_To be done_.
Retype the material that follows, keeping every word as it is.

_Data listing_.
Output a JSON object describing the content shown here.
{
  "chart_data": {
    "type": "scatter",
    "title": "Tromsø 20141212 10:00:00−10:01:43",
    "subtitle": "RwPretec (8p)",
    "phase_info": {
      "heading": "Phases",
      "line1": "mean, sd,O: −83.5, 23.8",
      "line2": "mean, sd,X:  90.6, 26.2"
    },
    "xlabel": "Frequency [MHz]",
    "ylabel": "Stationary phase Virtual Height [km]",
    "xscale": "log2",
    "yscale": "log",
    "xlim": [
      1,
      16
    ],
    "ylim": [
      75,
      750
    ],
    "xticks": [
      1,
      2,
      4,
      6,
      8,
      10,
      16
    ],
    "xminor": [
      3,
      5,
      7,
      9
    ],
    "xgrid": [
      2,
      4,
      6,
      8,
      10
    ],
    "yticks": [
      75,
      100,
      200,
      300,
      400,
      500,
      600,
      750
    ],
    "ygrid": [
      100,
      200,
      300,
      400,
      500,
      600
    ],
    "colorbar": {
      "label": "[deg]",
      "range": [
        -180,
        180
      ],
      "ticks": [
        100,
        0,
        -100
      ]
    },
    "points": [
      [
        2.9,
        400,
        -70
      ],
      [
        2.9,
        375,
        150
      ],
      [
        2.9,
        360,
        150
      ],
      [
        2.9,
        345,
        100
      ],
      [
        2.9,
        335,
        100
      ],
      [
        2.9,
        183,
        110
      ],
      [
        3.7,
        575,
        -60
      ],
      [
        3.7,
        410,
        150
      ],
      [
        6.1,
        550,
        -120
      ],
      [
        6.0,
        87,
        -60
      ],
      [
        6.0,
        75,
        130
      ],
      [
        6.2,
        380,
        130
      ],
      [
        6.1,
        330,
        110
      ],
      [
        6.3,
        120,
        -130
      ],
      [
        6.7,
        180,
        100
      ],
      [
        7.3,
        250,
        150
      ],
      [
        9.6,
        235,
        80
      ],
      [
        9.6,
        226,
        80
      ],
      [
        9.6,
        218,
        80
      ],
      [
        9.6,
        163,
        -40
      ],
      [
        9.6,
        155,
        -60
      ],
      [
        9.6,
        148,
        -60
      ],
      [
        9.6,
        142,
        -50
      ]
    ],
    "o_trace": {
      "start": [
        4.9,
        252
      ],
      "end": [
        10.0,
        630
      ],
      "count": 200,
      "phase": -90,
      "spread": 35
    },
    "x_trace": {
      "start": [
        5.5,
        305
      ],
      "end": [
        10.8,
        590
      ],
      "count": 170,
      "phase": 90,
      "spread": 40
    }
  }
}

_Expected answer_.
Output a JSON object describing the content shown here.
{
  "chart_data": {
    "type": "scatter",
    "title": "Tromsø 20141212 10:00:00−10:01:43",
    "subtitle": "RwPretec (8p)",
    "phase_info": {
      "heading": "Phases",
      "line1": "mean, sd,O: −83.5, 23.8",
      "line2": "mean, sd,X:  90.6, 26.2"
    },
    "xlabel": "Frequency [MHz]",
    "ylabel": "Stationary phase Virtual Height [km]",
    "xscale": "log2",
    "yscale": "log",
    "xlim": [
      1,
      16
    ],
    "ylim": [
      75,
      750
    ],
    "xticks": [
      1,
      2,
      4,
      6,
      8,
      10,
      16
    ],
    "xminor": [
      3,
      5,
      7,
      9
    ],
    "xgrid": [
      2,
      4,
      6,
      8,
      10
    ],
    "yticks": [
      75,
      100,
      200,
      300,
      400,
      500,
      600,
      750
    ],
    "ygrid": [
      100,
      200,
      300,
      400,
      500,
      600
    ],
    "colorbar": {
      "label": "[deg]",
      "range": [
        -180,
        180
      ],
      "ticks": [
        100,
        0,
        -100
      ]
    },
    "points": [
      [
        2.9,
        400,
        -70
      ],
      [
        2.9,
        375,
        150
      ],
      [
        2.9,
        360,
        150
      ],
      [
        2.9,
        345,
        100
      ],
      [
        2.9,
        335,
        100
      ],
      [
        2.9,
        183,
        110
      ],
      [
        3.7,
        575,
        -60
      ],
      [
        3.7,
        410,
        150
      ],
      [
        6.1,
        550,
        -120
      ],
      [
        6.0,
        87,
        -60
      ],
      [
        6.0,
        75,
        130
      ],
      [
        6.2,
        380,
        130
      ],
      [
        6.1,
        330,
        110
      ],
      [
        6.3,
        120,
        -130
      ],
      [
        6.7,
        180,
        100
      ],
      [
        7.3,
        250,
        150
      ],
      [
        9.6,
        235,
        80
      ],
      [
        9.6,
        226,
        80
      ],
      [
        9.6,
        218,
        80
      ],
      [
        9.6,
        163,
        -40
      ],
      [
        9.6,
        155,
        -60
      ],
      [
        9.6,
        148,
        -60
      ],
      [
        9.6,
        142,
        -50
      ]
    ],
    "o_trace": {
      "start": [
        4.9,
        252
      ],
      "end": [
        10.0,
        630
      ],
      "count": 200,
      "phase": -90,
      "spread": 35
    },
    "x_trace": {
      "start": [
        5.5,
        305
      ],
      "end": [
        10.8,
        590
      ],
      "count": 170,
      "phase": 90,
      "spread": 40
    }
  }
}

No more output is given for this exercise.